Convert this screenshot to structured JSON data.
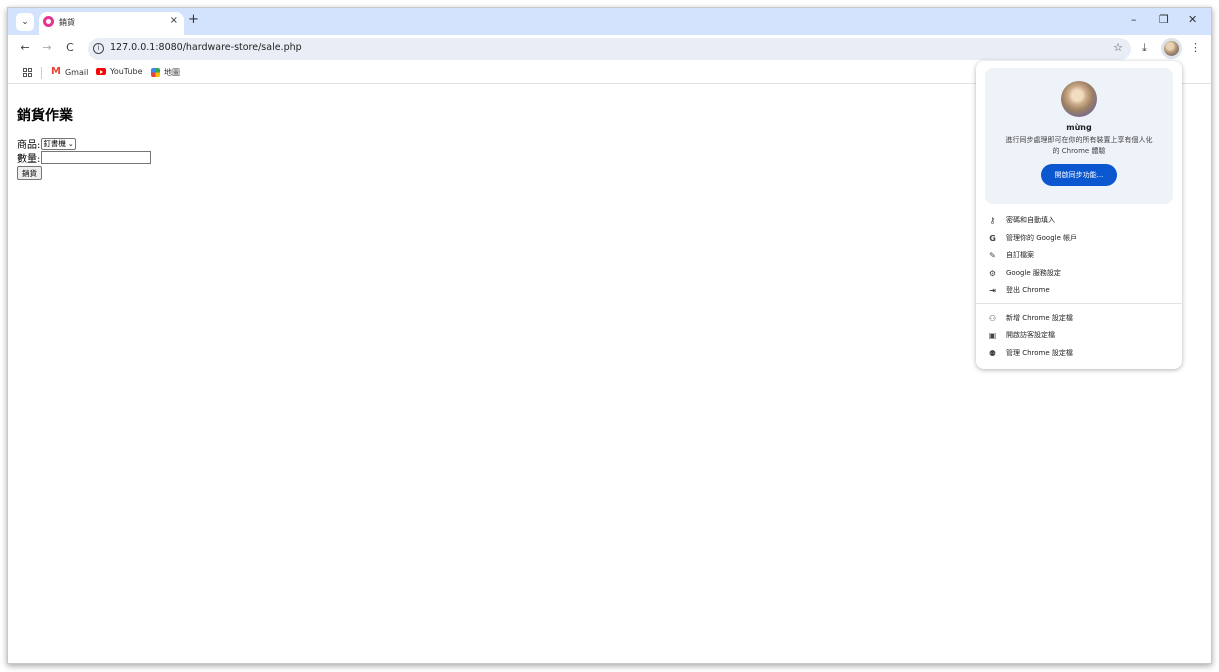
{
  "tabstrip": {
    "tab_title": "銷貨",
    "tab_close": "×",
    "new_tab": "+",
    "minimize": "–",
    "restore": "❐",
    "close": "✕"
  },
  "toolbar": {
    "back": "←",
    "forward": "→",
    "reload": "C",
    "url": "127.0.0.1:8080/hardware-store/sale.php",
    "star": "☆",
    "download": "⤓",
    "menu": "⋮"
  },
  "bookmarks": {
    "items": [
      {
        "label": "Gmail",
        "icon": "gmail-icon"
      },
      {
        "label": "YouTube",
        "icon": "youtube-icon"
      },
      {
        "label": "地圖",
        "icon": "maps-icon"
      }
    ]
  },
  "page": {
    "title": "銷貨作業",
    "product_label": "商品:",
    "product_selected": "釘書機",
    "quantity_label": "數量:",
    "quantity_value": "",
    "submit_label": "銷貨"
  },
  "profile_menu": {
    "name": "mừng",
    "desc_line1": "進行同步處理即可在你的所有裝置上享有個人化",
    "desc_line2": "的 Chrome 體驗",
    "sync_button": "開啟同步功能...",
    "items": [
      {
        "label": "密碼和自動填入",
        "icon": "key-icon"
      },
      {
        "label": "管理你的 Google 帳戶",
        "icon": "google-icon"
      },
      {
        "label": "自訂檔案",
        "icon": "pencil-icon"
      },
      {
        "label": "Google 服務設定",
        "icon": "gear-icon"
      },
      {
        "label": "登出 Chrome",
        "icon": "logout-icon"
      },
      {
        "label": "新增 Chrome 設定檔",
        "icon": "add-person-icon"
      },
      {
        "label": "開啟訪客設定檔",
        "icon": "guest-icon"
      },
      {
        "label": "管理 Chrome 設定檔",
        "icon": "manage-profiles-icon"
      }
    ]
  }
}
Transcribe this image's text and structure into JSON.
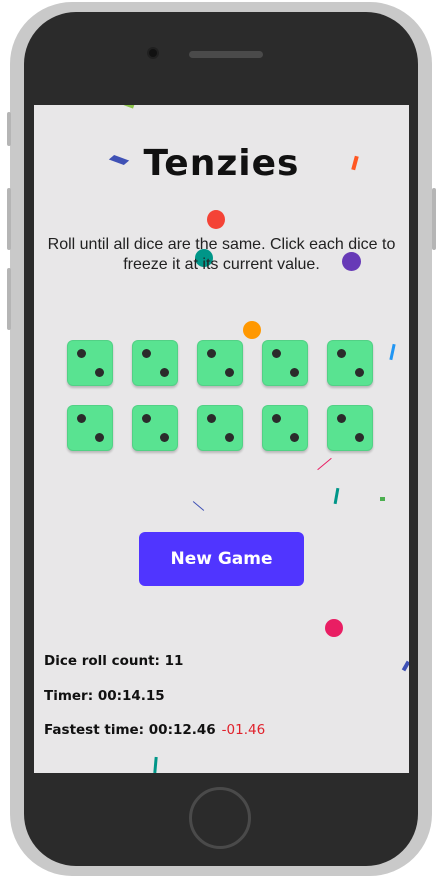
{
  "app": {
    "title": "Tenzies",
    "instructions": "Roll until all dice are the same. Click each dice to freeze it at its current value."
  },
  "dice": [
    {
      "value": 2,
      "held": false
    },
    {
      "value": 2,
      "held": false
    },
    {
      "value": 2,
      "held": false
    },
    {
      "value": 2,
      "held": false
    },
    {
      "value": 2,
      "held": false
    },
    {
      "value": 2,
      "held": false
    },
    {
      "value": 2,
      "held": false
    },
    {
      "value": 2,
      "held": false
    },
    {
      "value": 2,
      "held": false
    },
    {
      "value": 2,
      "held": false
    }
  ],
  "controls": {
    "new_game_label": "New Game"
  },
  "stats": {
    "roll_count_text": "Dice roll count: 11",
    "timer_text": "Timer: 00:14.15",
    "fastest_text": "Fastest time: 00:12.46",
    "fastest_delta": "-01.46"
  },
  "colors": {
    "die_face": "#59e391",
    "button": "#5035ff",
    "delta": "#e0212b",
    "screen_bg": "#e8e7e8"
  }
}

EXERCISE BRIEF:
Will you restate every entry word for word and omit the images?

EXERCISE RESPONSE:
Convert this screenshot to structured JSON data.
{
  "tabstrip": {
    "tab_title": "銷貨",
    "tab_close": "×",
    "new_tab": "+",
    "minimize": "–",
    "restore": "❐",
    "close": "✕"
  },
  "toolbar": {
    "back": "←",
    "forward": "→",
    "reload": "C",
    "url": "127.0.0.1:8080/hardware-store/sale.php",
    "star": "☆",
    "download": "⤓",
    "menu": "⋮"
  },
  "bookmarks": {
    "items": [
      {
        "label": "Gmail",
        "icon": "gmail-icon"
      },
      {
        "label": "YouTube",
        "icon": "youtube-icon"
      },
      {
        "label": "地圖",
        "icon": "maps-icon"
      }
    ]
  },
  "page": {
    "title": "銷貨作業",
    "product_label": "商品:",
    "product_selected": "釘書機",
    "quantity_label": "數量:",
    "quantity_value": "",
    "submit_label": "銷貨"
  },
  "profile_menu": {
    "name": "mừng",
    "desc_line1": "進行同步處理即可在你的所有裝置上享有個人化",
    "desc_line2": "的 Chrome 體驗",
    "sync_button": "開啟同步功能...",
    "items": [
      {
        "label": "密碼和自動填入",
        "icon": "key-icon"
      },
      {
        "label": "管理你的 Google 帳戶",
        "icon": "google-icon"
      },
      {
        "label": "自訂檔案",
        "icon": "pencil-icon"
      },
      {
        "label": "Google 服務設定",
        "icon": "gear-icon"
      },
      {
        "label": "登出 Chrome",
        "icon": "logout-icon"
      },
      {
        "label": "新增 Chrome 設定檔",
        "icon": "add-person-icon"
      },
      {
        "label": "開啟訪客設定檔",
        "icon": "guest-icon"
      },
      {
        "label": "管理 Chrome 設定檔",
        "icon": "manage-profiles-icon"
      }
    ]
  }
}
Transcribe this image's text and structure into JSON.
{
  "app": {
    "title": "Tenzies",
    "instructions": "Roll until all dice are the same. Click each dice to freeze it at its current value."
  },
  "dice": [
    {
      "value": 2,
      "held": false
    },
    {
      "value": 2,
      "held": false
    },
    {
      "value": 2,
      "held": false
    },
    {
      "value": 2,
      "held": false
    },
    {
      "value": 2,
      "held": false
    },
    {
      "value": 2,
      "held": false
    },
    {
      "value": 2,
      "held": false
    },
    {
      "value": 2,
      "held": false
    },
    {
      "value": 2,
      "held": false
    },
    {
      "value": 2,
      "held": false
    }
  ],
  "controls": {
    "new_game_label": "New Game"
  },
  "stats": {
    "roll_count_text": "Dice roll count: 11",
    "timer_text": "Timer: 00:14.15",
    "fastest_text": "Fastest time: 00:12.46",
    "fastest_delta": "-01.46"
  },
  "colors": {
    "die_face": "#59e391",
    "button": "#5035ff",
    "delta": "#e0212b",
    "screen_bg": "#e8e7e8"
  }
}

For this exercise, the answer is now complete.